(Data entries)
----

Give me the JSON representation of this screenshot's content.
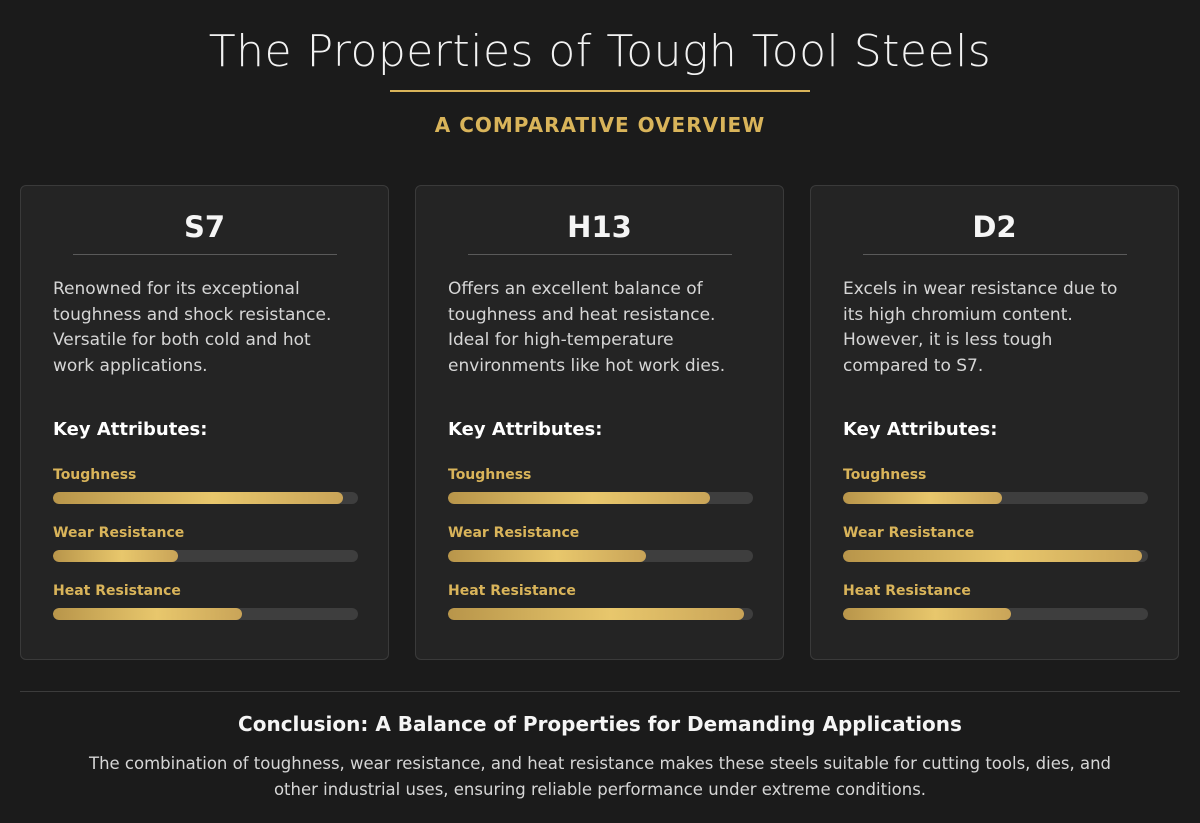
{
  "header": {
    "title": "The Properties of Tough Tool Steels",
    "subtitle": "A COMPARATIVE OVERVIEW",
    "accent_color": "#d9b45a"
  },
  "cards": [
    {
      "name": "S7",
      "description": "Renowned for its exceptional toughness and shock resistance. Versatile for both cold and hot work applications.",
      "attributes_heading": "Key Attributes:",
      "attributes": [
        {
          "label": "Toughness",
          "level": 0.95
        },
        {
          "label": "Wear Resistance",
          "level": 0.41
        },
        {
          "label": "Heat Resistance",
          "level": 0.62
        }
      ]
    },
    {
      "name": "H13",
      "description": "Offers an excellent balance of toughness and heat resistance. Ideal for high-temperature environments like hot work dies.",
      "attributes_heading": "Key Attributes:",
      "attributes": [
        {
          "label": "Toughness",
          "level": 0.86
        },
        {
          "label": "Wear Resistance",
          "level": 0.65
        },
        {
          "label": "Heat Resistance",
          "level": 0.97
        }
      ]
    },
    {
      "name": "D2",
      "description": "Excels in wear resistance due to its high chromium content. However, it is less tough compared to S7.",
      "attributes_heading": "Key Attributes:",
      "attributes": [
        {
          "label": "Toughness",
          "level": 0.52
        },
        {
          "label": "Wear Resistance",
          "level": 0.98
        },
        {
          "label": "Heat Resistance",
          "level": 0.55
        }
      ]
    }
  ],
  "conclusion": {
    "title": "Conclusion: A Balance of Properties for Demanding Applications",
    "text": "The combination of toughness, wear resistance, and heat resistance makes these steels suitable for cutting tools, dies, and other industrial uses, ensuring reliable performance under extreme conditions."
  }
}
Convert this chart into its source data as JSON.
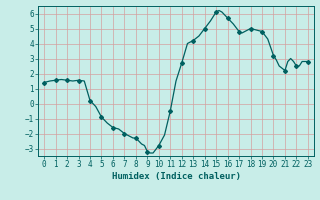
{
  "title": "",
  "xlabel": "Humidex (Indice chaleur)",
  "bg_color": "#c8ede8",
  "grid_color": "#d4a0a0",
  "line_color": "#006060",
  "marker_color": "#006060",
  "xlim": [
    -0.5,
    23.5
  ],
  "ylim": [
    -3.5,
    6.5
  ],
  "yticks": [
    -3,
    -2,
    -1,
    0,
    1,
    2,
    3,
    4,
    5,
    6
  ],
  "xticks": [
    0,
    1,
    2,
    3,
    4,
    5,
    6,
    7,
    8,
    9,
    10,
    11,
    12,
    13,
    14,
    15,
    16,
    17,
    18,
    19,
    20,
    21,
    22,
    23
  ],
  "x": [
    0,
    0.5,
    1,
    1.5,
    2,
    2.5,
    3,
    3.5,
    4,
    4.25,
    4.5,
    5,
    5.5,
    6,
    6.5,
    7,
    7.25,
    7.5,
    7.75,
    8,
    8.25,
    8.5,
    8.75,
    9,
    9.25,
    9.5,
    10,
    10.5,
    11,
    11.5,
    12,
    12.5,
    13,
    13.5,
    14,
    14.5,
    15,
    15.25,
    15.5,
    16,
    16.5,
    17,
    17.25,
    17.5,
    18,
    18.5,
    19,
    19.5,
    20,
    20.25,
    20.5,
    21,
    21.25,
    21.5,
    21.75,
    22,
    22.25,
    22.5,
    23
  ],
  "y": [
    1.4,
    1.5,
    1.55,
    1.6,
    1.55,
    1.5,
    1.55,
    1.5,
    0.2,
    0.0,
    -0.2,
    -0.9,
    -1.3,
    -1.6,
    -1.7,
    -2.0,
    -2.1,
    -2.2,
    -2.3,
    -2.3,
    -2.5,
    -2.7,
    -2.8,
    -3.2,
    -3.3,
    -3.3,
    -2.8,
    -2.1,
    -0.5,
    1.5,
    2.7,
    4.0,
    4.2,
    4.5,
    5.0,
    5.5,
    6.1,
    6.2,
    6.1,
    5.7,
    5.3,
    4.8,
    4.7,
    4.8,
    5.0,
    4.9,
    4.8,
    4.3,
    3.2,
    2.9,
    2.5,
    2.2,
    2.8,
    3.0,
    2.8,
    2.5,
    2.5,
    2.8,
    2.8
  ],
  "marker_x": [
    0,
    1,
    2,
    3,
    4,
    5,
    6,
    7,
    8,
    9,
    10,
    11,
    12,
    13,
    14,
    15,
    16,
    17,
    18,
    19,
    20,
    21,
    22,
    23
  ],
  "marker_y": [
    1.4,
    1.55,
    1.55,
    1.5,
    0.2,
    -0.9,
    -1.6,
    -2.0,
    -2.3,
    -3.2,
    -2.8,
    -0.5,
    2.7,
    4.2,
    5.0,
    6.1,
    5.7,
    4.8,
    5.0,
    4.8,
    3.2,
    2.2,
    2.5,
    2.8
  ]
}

----

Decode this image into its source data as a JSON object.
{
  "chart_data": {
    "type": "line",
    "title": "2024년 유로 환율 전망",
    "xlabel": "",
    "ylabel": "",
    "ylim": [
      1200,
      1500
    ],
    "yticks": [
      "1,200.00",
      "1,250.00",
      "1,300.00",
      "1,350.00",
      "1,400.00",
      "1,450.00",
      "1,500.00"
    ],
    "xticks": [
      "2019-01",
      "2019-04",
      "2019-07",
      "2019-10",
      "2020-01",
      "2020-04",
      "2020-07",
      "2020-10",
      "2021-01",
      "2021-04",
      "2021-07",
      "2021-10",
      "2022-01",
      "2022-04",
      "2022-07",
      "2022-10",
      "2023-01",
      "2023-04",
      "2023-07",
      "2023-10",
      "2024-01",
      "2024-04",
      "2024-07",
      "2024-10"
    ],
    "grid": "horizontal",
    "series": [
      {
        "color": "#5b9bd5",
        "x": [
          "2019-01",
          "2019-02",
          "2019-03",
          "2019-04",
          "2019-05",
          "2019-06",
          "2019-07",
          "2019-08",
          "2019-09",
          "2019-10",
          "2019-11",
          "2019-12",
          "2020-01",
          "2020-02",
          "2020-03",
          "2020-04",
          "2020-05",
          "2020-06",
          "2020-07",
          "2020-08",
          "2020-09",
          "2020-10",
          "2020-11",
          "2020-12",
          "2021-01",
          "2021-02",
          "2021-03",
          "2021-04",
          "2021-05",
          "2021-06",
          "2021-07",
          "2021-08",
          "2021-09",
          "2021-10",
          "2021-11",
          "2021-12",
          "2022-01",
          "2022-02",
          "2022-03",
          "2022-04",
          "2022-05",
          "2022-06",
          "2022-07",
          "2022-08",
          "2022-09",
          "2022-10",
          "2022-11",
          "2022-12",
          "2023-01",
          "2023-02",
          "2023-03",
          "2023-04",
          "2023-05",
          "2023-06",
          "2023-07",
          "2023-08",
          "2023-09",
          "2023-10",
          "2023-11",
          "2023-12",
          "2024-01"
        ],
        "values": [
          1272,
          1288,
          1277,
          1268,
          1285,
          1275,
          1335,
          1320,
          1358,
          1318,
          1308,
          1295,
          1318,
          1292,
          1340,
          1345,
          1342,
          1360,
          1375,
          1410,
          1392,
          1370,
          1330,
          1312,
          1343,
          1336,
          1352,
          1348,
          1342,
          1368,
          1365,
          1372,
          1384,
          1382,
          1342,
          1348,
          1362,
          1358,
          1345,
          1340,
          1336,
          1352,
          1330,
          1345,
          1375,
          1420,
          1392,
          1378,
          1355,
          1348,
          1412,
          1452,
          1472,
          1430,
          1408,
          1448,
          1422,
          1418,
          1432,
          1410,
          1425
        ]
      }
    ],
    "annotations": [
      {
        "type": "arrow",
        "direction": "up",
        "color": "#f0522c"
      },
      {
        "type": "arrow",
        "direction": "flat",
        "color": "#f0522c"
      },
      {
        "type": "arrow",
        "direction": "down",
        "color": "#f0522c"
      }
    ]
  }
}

----

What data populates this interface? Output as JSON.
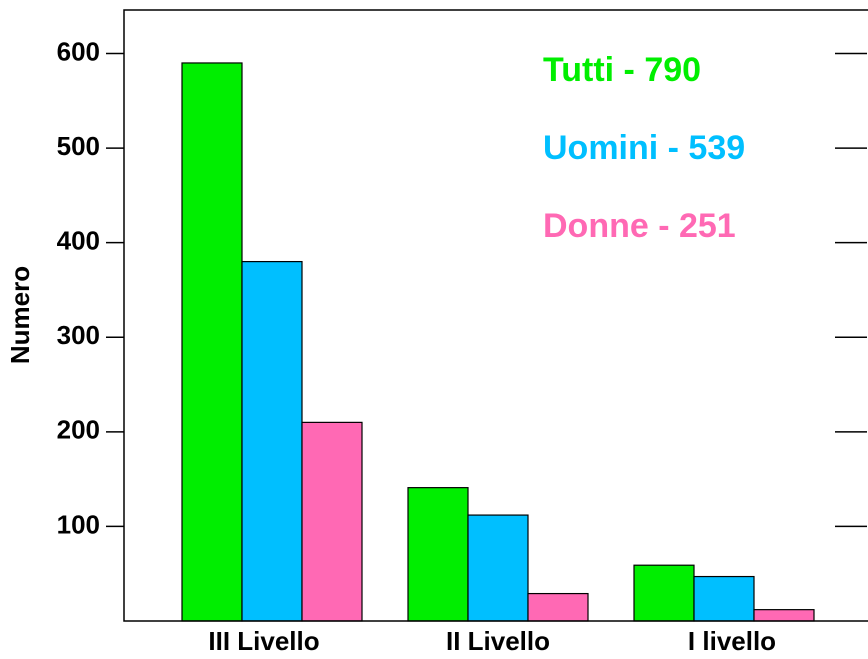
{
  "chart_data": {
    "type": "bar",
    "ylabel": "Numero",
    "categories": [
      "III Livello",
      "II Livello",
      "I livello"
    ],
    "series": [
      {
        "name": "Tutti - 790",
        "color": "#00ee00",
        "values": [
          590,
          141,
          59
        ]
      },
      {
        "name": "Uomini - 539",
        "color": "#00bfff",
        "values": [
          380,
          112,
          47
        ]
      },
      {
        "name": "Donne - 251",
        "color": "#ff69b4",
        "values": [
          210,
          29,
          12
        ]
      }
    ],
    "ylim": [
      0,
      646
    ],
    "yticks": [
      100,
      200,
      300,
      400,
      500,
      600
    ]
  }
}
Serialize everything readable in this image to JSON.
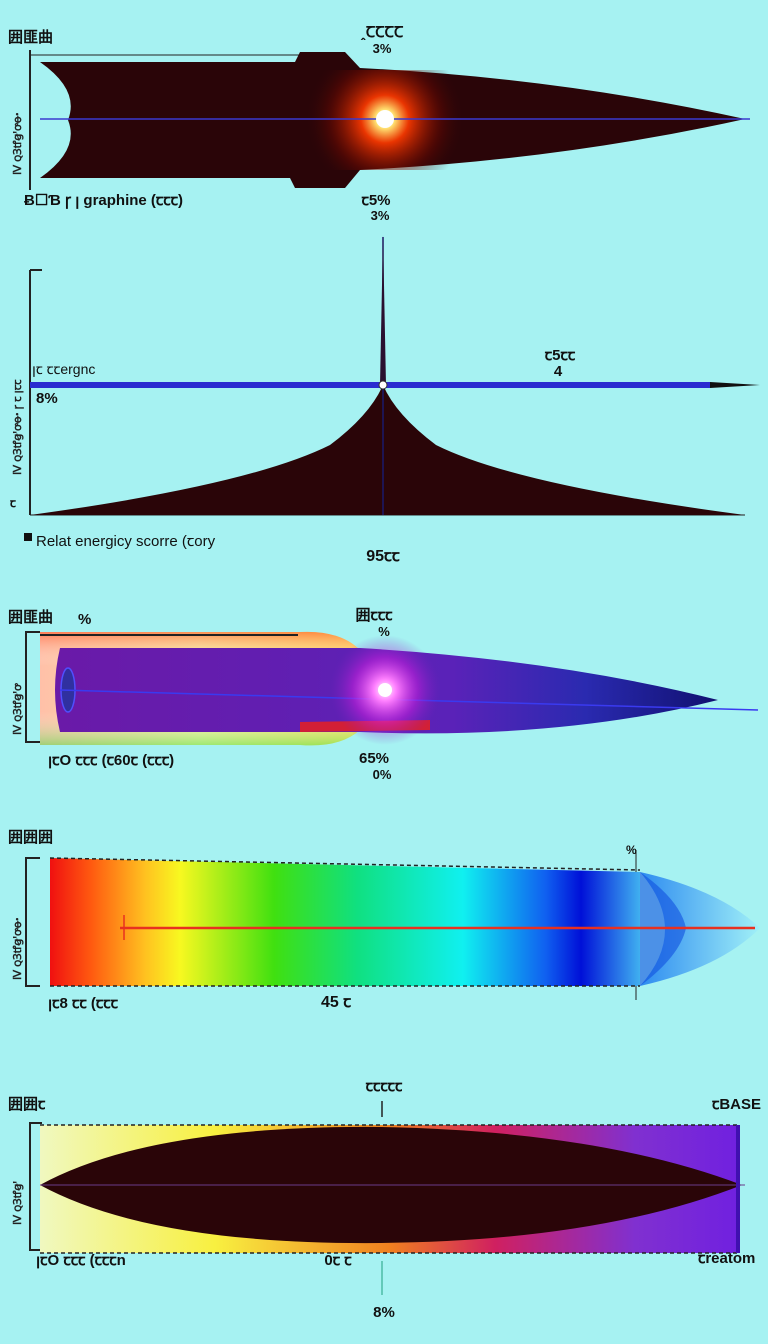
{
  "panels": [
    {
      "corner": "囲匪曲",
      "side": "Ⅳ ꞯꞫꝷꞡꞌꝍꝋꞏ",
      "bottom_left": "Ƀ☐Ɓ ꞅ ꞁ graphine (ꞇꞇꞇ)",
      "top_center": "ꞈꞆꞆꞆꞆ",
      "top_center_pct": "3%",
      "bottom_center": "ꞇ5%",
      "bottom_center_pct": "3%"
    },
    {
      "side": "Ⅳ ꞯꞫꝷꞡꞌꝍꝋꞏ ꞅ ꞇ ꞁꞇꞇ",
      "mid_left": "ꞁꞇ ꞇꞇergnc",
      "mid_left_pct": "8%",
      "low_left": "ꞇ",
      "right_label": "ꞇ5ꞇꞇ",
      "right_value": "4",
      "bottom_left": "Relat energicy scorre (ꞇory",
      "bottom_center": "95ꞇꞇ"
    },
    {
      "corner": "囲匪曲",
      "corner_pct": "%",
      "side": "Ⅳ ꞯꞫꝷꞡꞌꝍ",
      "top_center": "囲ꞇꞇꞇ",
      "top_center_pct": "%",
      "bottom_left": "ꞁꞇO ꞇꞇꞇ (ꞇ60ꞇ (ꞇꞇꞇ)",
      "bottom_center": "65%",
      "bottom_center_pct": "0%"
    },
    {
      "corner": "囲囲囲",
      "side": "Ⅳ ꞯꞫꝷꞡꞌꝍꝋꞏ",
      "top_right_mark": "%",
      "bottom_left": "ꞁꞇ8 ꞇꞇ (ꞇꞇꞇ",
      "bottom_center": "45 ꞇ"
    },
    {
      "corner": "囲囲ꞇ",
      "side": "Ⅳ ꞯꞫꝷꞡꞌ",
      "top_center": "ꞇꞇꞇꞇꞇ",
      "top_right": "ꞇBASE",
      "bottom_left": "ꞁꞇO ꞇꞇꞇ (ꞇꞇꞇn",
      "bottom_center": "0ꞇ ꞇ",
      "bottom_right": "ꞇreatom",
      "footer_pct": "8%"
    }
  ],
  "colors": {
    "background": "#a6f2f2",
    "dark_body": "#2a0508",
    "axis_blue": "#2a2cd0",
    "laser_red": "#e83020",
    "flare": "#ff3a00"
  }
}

----

Pick out all lines from the data above in which the word "xlabel" appears.

  "xlabel": "Humidex (Indice chaleur)",
    "xlabel": "",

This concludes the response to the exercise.